(Entries with figure data)
------------------------------------------------------------
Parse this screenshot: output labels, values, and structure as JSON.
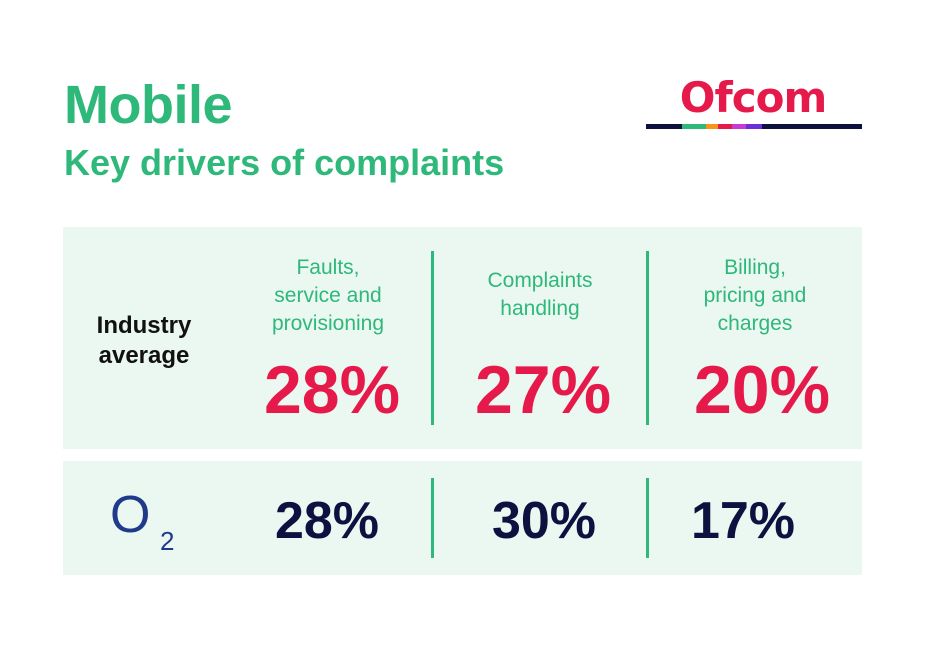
{
  "header": {
    "title": "Mobile",
    "subtitle": "Key drivers of complaints",
    "logo_text": "Ofcom",
    "logo_colors": [
      "#0d1140",
      "#2eb87a",
      "#f7941d",
      "#e6194b",
      "#c63bd1",
      "#6b2fd6",
      "#0d1140"
    ]
  },
  "chart_data": {
    "type": "table",
    "columns": [
      "Faults, service and provisioning",
      "Complaints handling",
      "Billing, pricing and charges"
    ],
    "column_lines": [
      [
        "Faults,",
        "service and",
        "provisioning"
      ],
      [
        "Complaints",
        "handling"
      ],
      [
        "Billing,",
        "pricing and",
        "charges"
      ]
    ],
    "rows": [
      {
        "label": "Industry average",
        "label_lines": [
          "Industry",
          "average"
        ],
        "values": [
          "28%",
          "27%",
          "20%"
        ]
      },
      {
        "label": "O2",
        "label_parts": [
          "O",
          "2"
        ],
        "values": [
          "28%",
          "30%",
          "17%"
        ]
      }
    ],
    "colors": {
      "industry_value": "#e6194b",
      "o2_value": "#0d1140",
      "o2_logo": "#1f3a8a",
      "heading": "#2eb87a",
      "panel": "#ebf7f1"
    }
  }
}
------------------------------------------------------------
**STATED GOAL**
In your copy of the records, include no pictures; repeat everything else exactly.

**TASK OUTPUT**
Parse this screenshot: output labels, values, and structure as JSON.
{
  "header": {
    "title": "Mobile",
    "subtitle": "Key drivers of complaints",
    "logo_text": "Ofcom",
    "logo_colors": [
      "#0d1140",
      "#2eb87a",
      "#f7941d",
      "#e6194b",
      "#c63bd1",
      "#6b2fd6",
      "#0d1140"
    ]
  },
  "chart_data": {
    "type": "table",
    "columns": [
      "Faults, service and provisioning",
      "Complaints handling",
      "Billing, pricing and charges"
    ],
    "column_lines": [
      [
        "Faults,",
        "service and",
        "provisioning"
      ],
      [
        "Complaints",
        "handling"
      ],
      [
        "Billing,",
        "pricing and",
        "charges"
      ]
    ],
    "rows": [
      {
        "label": "Industry average",
        "label_lines": [
          "Industry",
          "average"
        ],
        "values": [
          "28%",
          "27%",
          "20%"
        ]
      },
      {
        "label": "O2",
        "label_parts": [
          "O",
          "2"
        ],
        "values": [
          "28%",
          "30%",
          "17%"
        ]
      }
    ],
    "colors": {
      "industry_value": "#e6194b",
      "o2_value": "#0d1140",
      "o2_logo": "#1f3a8a",
      "heading": "#2eb87a",
      "panel": "#ebf7f1"
    }
  }
}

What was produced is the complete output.